Task brief: Exactly repeat all the records below, omitting the images they hold.

** Begin Given data **

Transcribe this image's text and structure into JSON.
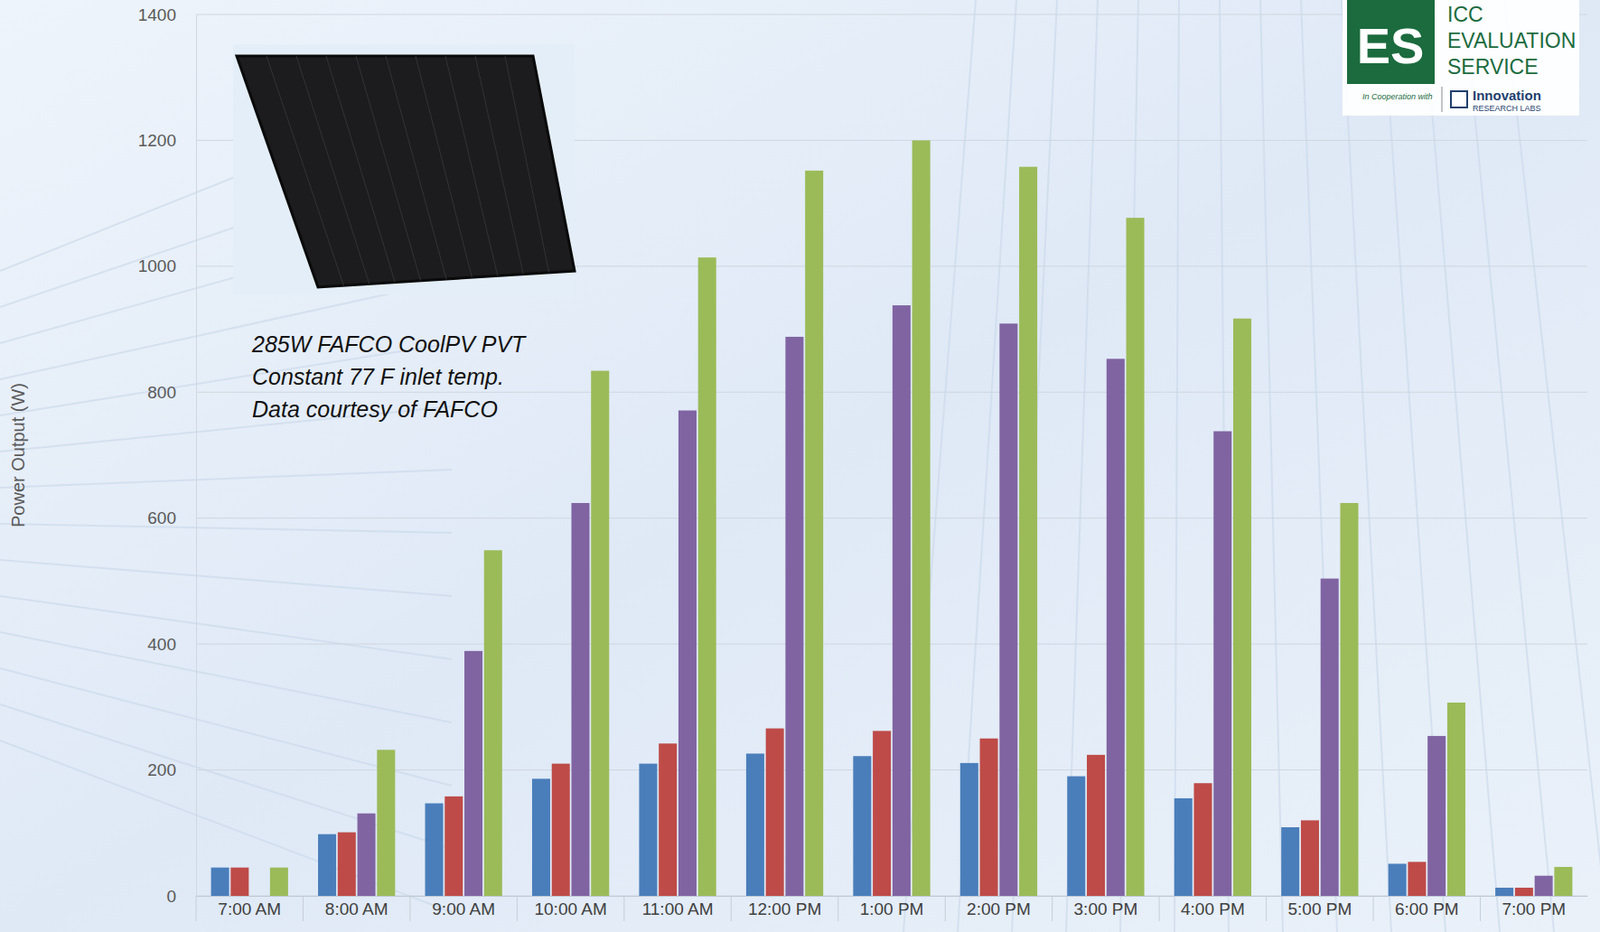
{
  "chart_data": {
    "type": "bar",
    "y_label": "Power Output (W)",
    "annotations": [
      "285W FAFCO CoolPV PVT",
      "Constant 77 F inlet temp.",
      "Data courtesy of FAFCO"
    ],
    "logo": {
      "mark": "ES",
      "lines": [
        "ICC",
        "EVALUATION",
        "SERVICE"
      ],
      "note": "In Cooperation with",
      "partner": "Innovation",
      "partner_sub": "RESEARCH LABS"
    },
    "categories": [
      "7:00 AM",
      "8:00 AM",
      "9:00 AM",
      "10:00 AM",
      "11:00 AM",
      "12:00 PM",
      "1:00 PM",
      "2:00 PM",
      "3:00 PM",
      "4:00 PM",
      "5:00 PM",
      "6:00 PM",
      "7:00 PM"
    ],
    "series": [
      {
        "color": "#4a7ebb",
        "values": [
          45,
          98,
          147,
          186,
          210,
          226,
          222,
          211,
          190,
          155,
          109,
          51,
          13
        ]
      },
      {
        "color": "#be4b48",
        "values": [
          45,
          101,
          158,
          210,
          242,
          266,
          262,
          250,
          224,
          179,
          120,
          54,
          13
        ]
      },
      {
        "color": "#8064a2",
        "values": [
          null,
          131,
          389,
          624,
          771,
          888,
          938,
          909,
          853,
          738,
          504,
          254,
          32
        ]
      },
      {
        "color": "#9bbb59",
        "values": [
          45,
          232,
          549,
          834,
          1014,
          1152,
          1200,
          1158,
          1077,
          917,
          624,
          307,
          46
        ]
      }
    ],
    "ylim": [
      0,
      1400
    ],
    "yticks": [
      0,
      200,
      400,
      600,
      800,
      1000,
      1200,
      1400
    ],
    "grid": true
  }
}
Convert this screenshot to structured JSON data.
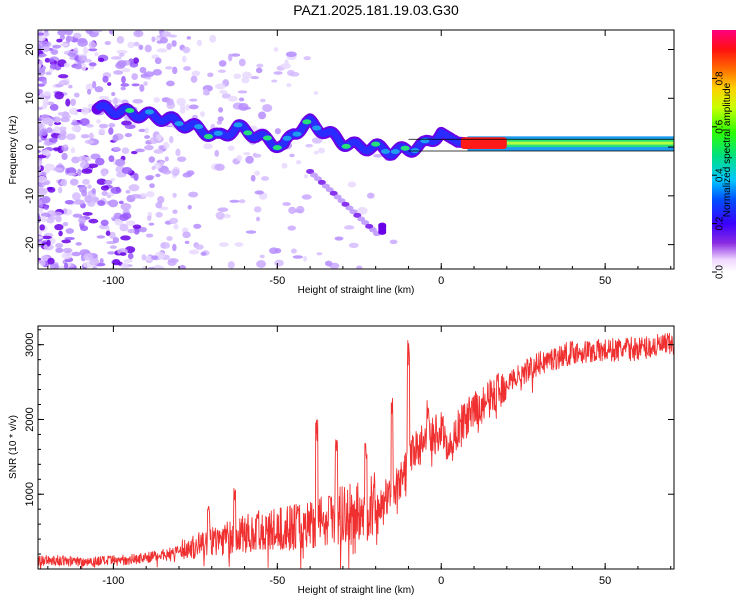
{
  "title": "PAZ1.2025.181.19.03.G30",
  "chart_data": [
    {
      "type": "heatmap",
      "xlabel": "Height of straight line (km)",
      "ylabel": "Frequency (Hz)",
      "xlim": [
        -123,
        71
      ],
      "ylim": [
        -25,
        24
      ],
      "xticks": [
        -100,
        -50,
        0,
        50
      ],
      "yticks": [
        -20,
        -10,
        0,
        10,
        20
      ],
      "colorbar": {
        "label": "Normalized spectral amplitude",
        "range": [
          0.0,
          1.0
        ],
        "ticks": [
          0.0,
          0.2,
          0.4,
          0.6,
          0.8
        ],
        "tick_labels": [
          "0.0",
          "0.2",
          "0.4",
          "0.6",
          "0.8"
        ]
      },
      "ridge": {
        "x": [
          -105,
          -95,
          -85,
          -75,
          -68,
          -62,
          -55,
          -48,
          -45,
          -40,
          -35,
          -30,
          -25,
          -20,
          -15,
          -10,
          -5,
          0,
          5,
          10,
          20,
          30,
          40,
          50,
          60,
          70
        ],
        "y": [
          8,
          7,
          6,
          4,
          2,
          4,
          2,
          0,
          3,
          5,
          3,
          1,
          0,
          0,
          -1,
          -0.5,
          0.5,
          3,
          1,
          0.8,
          0.8,
          0.8,
          0.8,
          0.8,
          0.8,
          0.8
        ],
        "amplitude": [
          0.15,
          0.2,
          0.2,
          0.3,
          0.3,
          0.3,
          0.3,
          0.3,
          0.3,
          0.25,
          0.3,
          0.3,
          0.3,
          0.3,
          0.35,
          0.4,
          0.45,
          0.5,
          0.6,
          0.95,
          0.4,
          0.35,
          0.45,
          0.45,
          0.45,
          0.45
        ]
      },
      "colors": {
        "ridge_core": "#ff1a1a",
        "ridge_mid": "#26e07a",
        "ridge_edge": "#1e9cf0",
        "low": "#6a00e8",
        "noise": "#c9a8ff"
      }
    },
    {
      "type": "line",
      "xlabel": "Height of straight line (km)",
      "ylabel": "SNR (10 * v/v)",
      "xlim": [
        -123,
        71
      ],
      "ylim": [
        0,
        3250
      ],
      "xticks": [
        -100,
        -50,
        0,
        50
      ],
      "yticks": [
        1000,
        2000,
        3000
      ],
      "line_color": "#f03030",
      "trend": {
        "x": [
          -123,
          -110,
          -100,
          -90,
          -80,
          -70,
          -60,
          -50,
          -40,
          -30,
          -25,
          -20,
          -15,
          -12,
          -10,
          -8,
          -5,
          0,
          3,
          5,
          10,
          15,
          20,
          30,
          40,
          50,
          60,
          70
        ],
        "y": [
          120,
          100,
          110,
          150,
          240,
          380,
          470,
          520,
          620,
          720,
          760,
          840,
          1000,
          1200,
          1420,
          1600,
          1700,
          1850,
          1600,
          1900,
          2100,
          2280,
          2500,
          2750,
          2900,
          2920,
          2950,
          3000
        ]
      },
      "peaks": {
        "x": [
          -71,
          -63,
          -56,
          -38,
          -34,
          -32,
          -23,
          -15,
          -10,
          -4,
          3
        ],
        "y": [
          850,
          1080,
          780,
          2000,
          1020,
          1840,
          1730,
          2380,
          3140,
          2300,
          1350
        ]
      }
    }
  ]
}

** End Given data **

Final result:
Transcribe this image's text and structure into JSON.
{
  "chart_data": {
    "type": "bar",
    "y_label": "Power Output (W)",
    "annotations": [
      "285W FAFCO CoolPV PVT",
      "Constant 77 F inlet temp.",
      "Data courtesy of FAFCO"
    ],
    "logo": {
      "mark": "ES",
      "lines": [
        "ICC",
        "EVALUATION",
        "SERVICE"
      ],
      "note": "In Cooperation with",
      "partner": "Innovation",
      "partner_sub": "RESEARCH LABS"
    },
    "categories": [
      "7:00 AM",
      "8:00 AM",
      "9:00 AM",
      "10:00 AM",
      "11:00 AM",
      "12:00 PM",
      "1:00 PM",
      "2:00 PM",
      "3:00 PM",
      "4:00 PM",
      "5:00 PM",
      "6:00 PM",
      "7:00 PM"
    ],
    "series": [
      {
        "color": "#4a7ebb",
        "values": [
          45,
          98,
          147,
          186,
          210,
          226,
          222,
          211,
          190,
          155,
          109,
          51,
          13
        ]
      },
      {
        "color": "#be4b48",
        "values": [
          45,
          101,
          158,
          210,
          242,
          266,
          262,
          250,
          224,
          179,
          120,
          54,
          13
        ]
      },
      {
        "color": "#8064a2",
        "values": [
          null,
          131,
          389,
          624,
          771,
          888,
          938,
          909,
          853,
          738,
          504,
          254,
          32
        ]
      },
      {
        "color": "#9bbb59",
        "values": [
          45,
          232,
          549,
          834,
          1014,
          1152,
          1200,
          1158,
          1077,
          917,
          624,
          307,
          46
        ]
      }
    ],
    "ylim": [
      0,
      1400
    ],
    "yticks": [
      0,
      200,
      400,
      600,
      800,
      1000,
      1200,
      1400
    ],
    "grid": true
  }
}
Convert this screenshot to structured JSON data.
{
  "title": "PAZ1.2025.181.19.03.G30",
  "chart_data": [
    {
      "type": "heatmap",
      "xlabel": "Height of straight line (km)",
      "ylabel": "Frequency (Hz)",
      "xlim": [
        -123,
        71
      ],
      "ylim": [
        -25,
        24
      ],
      "xticks": [
        -100,
        -50,
        0,
        50
      ],
      "yticks": [
        -20,
        -10,
        0,
        10,
        20
      ],
      "colorbar": {
        "label": "Normalized spectral amplitude",
        "range": [
          0.0,
          1.0
        ],
        "ticks": [
          0.0,
          0.2,
          0.4,
          0.6,
          0.8
        ],
        "tick_labels": [
          "0.0",
          "0.2",
          "0.4",
          "0.6",
          "0.8"
        ]
      },
      "ridge": {
        "x": [
          -105,
          -95,
          -85,
          -75,
          -68,
          -62,
          -55,
          -48,
          -45,
          -40,
          -35,
          -30,
          -25,
          -20,
          -15,
          -10,
          -5,
          0,
          5,
          10,
          20,
          30,
          40,
          50,
          60,
          70
        ],
        "y": [
          8,
          7,
          6,
          4,
          2,
          4,
          2,
          0,
          3,
          5,
          3,
          1,
          0,
          0,
          -1,
          -0.5,
          0.5,
          3,
          1,
          0.8,
          0.8,
          0.8,
          0.8,
          0.8,
          0.8,
          0.8
        ],
        "amplitude": [
          0.15,
          0.2,
          0.2,
          0.3,
          0.3,
          0.3,
          0.3,
          0.3,
          0.3,
          0.25,
          0.3,
          0.3,
          0.3,
          0.3,
          0.35,
          0.4,
          0.45,
          0.5,
          0.6,
          0.95,
          0.4,
          0.35,
          0.45,
          0.45,
          0.45,
          0.45
        ]
      },
      "colors": {
        "ridge_core": "#ff1a1a",
        "ridge_mid": "#26e07a",
        "ridge_edge": "#1e9cf0",
        "low": "#6a00e8",
        "noise": "#c9a8ff"
      }
    },
    {
      "type": "line",
      "xlabel": "Height of straight line (km)",
      "ylabel": "SNR (10 * v/v)",
      "xlim": [
        -123,
        71
      ],
      "ylim": [
        0,
        3250
      ],
      "xticks": [
        -100,
        -50,
        0,
        50
      ],
      "yticks": [
        1000,
        2000,
        3000
      ],
      "line_color": "#f03030",
      "trend": {
        "x": [
          -123,
          -110,
          -100,
          -90,
          -80,
          -70,
          -60,
          -50,
          -40,
          -30,
          -25,
          -20,
          -15,
          -12,
          -10,
          -8,
          -5,
          0,
          3,
          5,
          10,
          15,
          20,
          30,
          40,
          50,
          60,
          70
        ],
        "y": [
          120,
          100,
          110,
          150,
          240,
          380,
          470,
          520,
          620,
          720,
          760,
          840,
          1000,
          1200,
          1420,
          1600,
          1700,
          1850,
          1600,
          1900,
          2100,
          2280,
          2500,
          2750,
          2900,
          2920,
          2950,
          3000
        ]
      },
      "peaks": {
        "x": [
          -71,
          -63,
          -56,
          -38,
          -34,
          -32,
          -23,
          -15,
          -10,
          -4,
          3
        ],
        "y": [
          850,
          1080,
          780,
          2000,
          1020,
          1840,
          1730,
          2380,
          3140,
          2300,
          1350
        ]
      }
    }
  ]
}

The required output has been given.